EXERCISE REQUIREMENTS: Transcribe the material exactly. Images do not belong in the copy.

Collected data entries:
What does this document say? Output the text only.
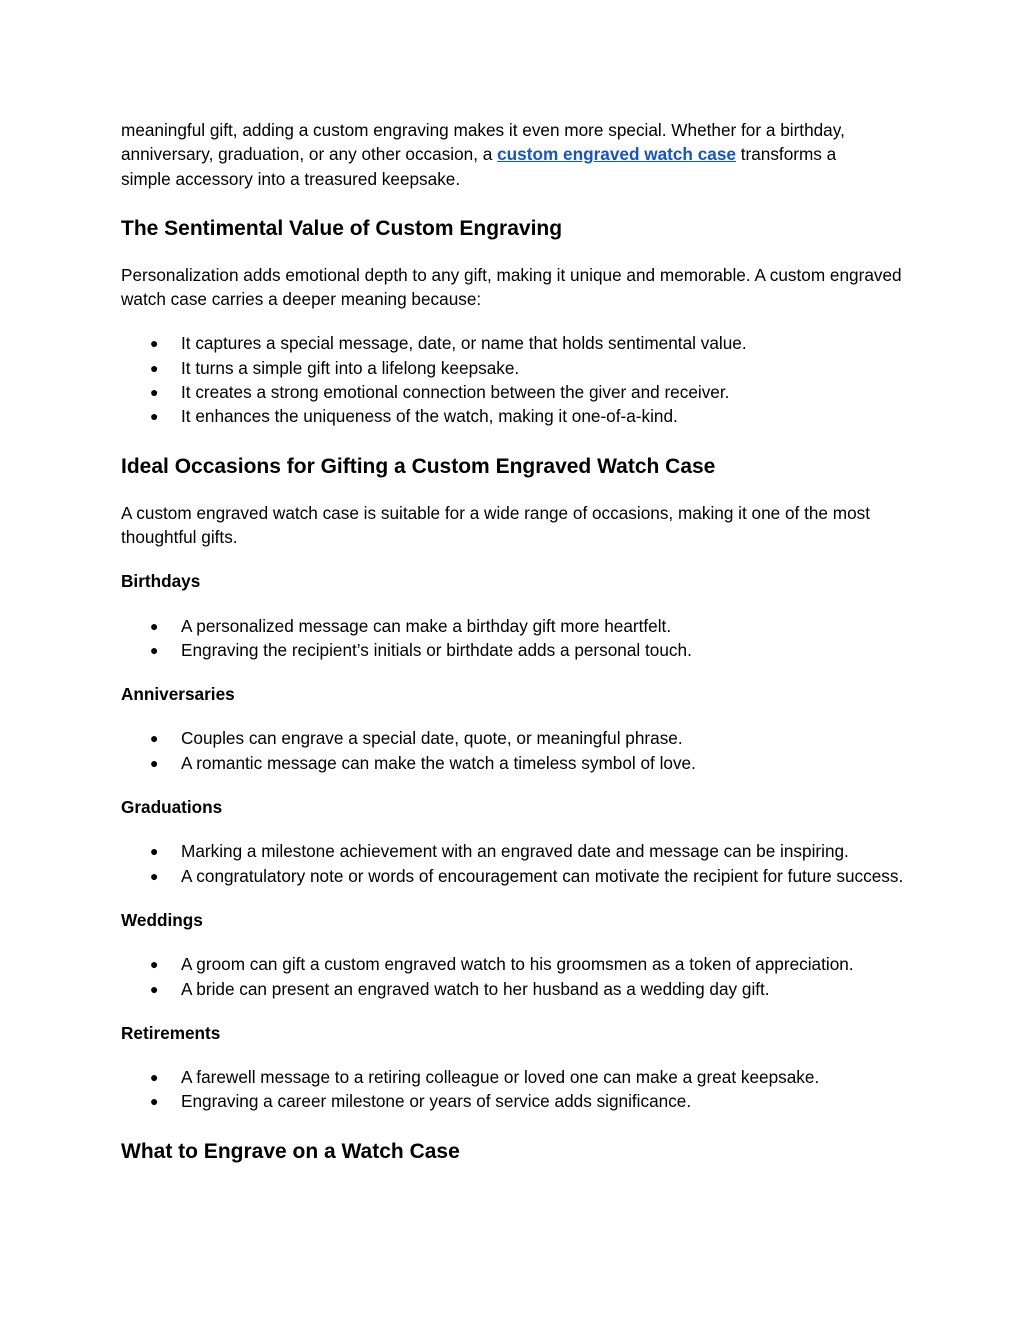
meaningful gift, adding a custom engraving makes it even more special. Whether for a birthday,
anniversary, graduation, or any other occasion, a custom engraved watch case transforms a
simple accessory into a treasured keepsake.

The Sentimental Value of Custom Engraving

Personalization adds emotional depth to any gift, making it unique and memorable. A custom engraved watch case carries a deeper meaning because:

● It captures a special message, date, or name that holds sentimental value.
● It turns a simple gift into a lifelong keepsake.
● It creates a strong emotional connection between the giver and receiver.
● It enhances the uniqueness of the watch, making it one-of-a-kind.
Ideal Occasions for Gifting a Custom Engraved Watch Case

A custom engraved watch case is suitable for a wide range of occasions, making it one of the most thoughtful gifts.

Birthdays
● A personalized message can make a birthday gift more heartfelt.
● Engraving the recipient’s initials or birthdate adds a personal touch.
Anniversaries
● Couples can engrave a special date, quote, or meaningful phrase.
● A romantic message can make the watch a timeless symbol of love.
Graduations
● Marking a milestone achievement with an engraved date and message can be inspiring.
● A congratulatory note or words of encouragement can motivate the recipient for future success.
Weddings
● A groom can gift a custom engraved watch to his groomsmen as a token of appreciation.
● A bride can present an engraved watch to her husband as a wedding day gift.
Retirements
● A farewell message to a retiring colleague or loved one can make a great keepsake.
● Engraving a career milestone or years of service adds significance.
What to Engrave on a Watch Case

TASK RESULT:
What does this document say? Output the text only.
meaningful gift, adding a custom engraving makes it even more special. Whether for a birthday,
anniversary, graduation, or any other occasion, a custom engraved watch case transforms a
simple accessory into a treasured keepsake.

The Sentimental Value of Custom Engraving

Personalization adds emotional depth to any gift, making it unique and memorable. A custom engraved watch case carries a deeper meaning because:

● It captures a special message, date, or name that holds sentimental value.
● It turns a simple gift into a lifelong keepsake.
● It creates a strong emotional connection between the giver and receiver.
● It enhances the uniqueness of the watch, making it one-of-a-kind.
Ideal Occasions for Gifting a Custom Engraved Watch Case

A custom engraved watch case is suitable for a wide range of occasions, making it one of the most thoughtful gifts.

Birthdays
● A personalized message can make a birthday gift more heartfelt.
● Engraving the recipient’s initials or birthdate adds a personal touch.
Anniversaries
● Couples can engrave a special date, quote, or meaningful phrase.
● A romantic message can make the watch a timeless symbol of love.
Graduations
● Marking a milestone achievement with an engraved date and message can be inspiring.
● A congratulatory note or words of encouragement can motivate the recipient for future success.
Weddings
● A groom can gift a custom engraved watch to his groomsmen as a token of appreciation.
● A bride can present an engraved watch to her husband as a wedding day gift.
Retirements
● A farewell message to a retiring colleague or loved one can make a great keepsake.
● Engraving a career milestone or years of service adds significance.
What to Engrave on a Watch Case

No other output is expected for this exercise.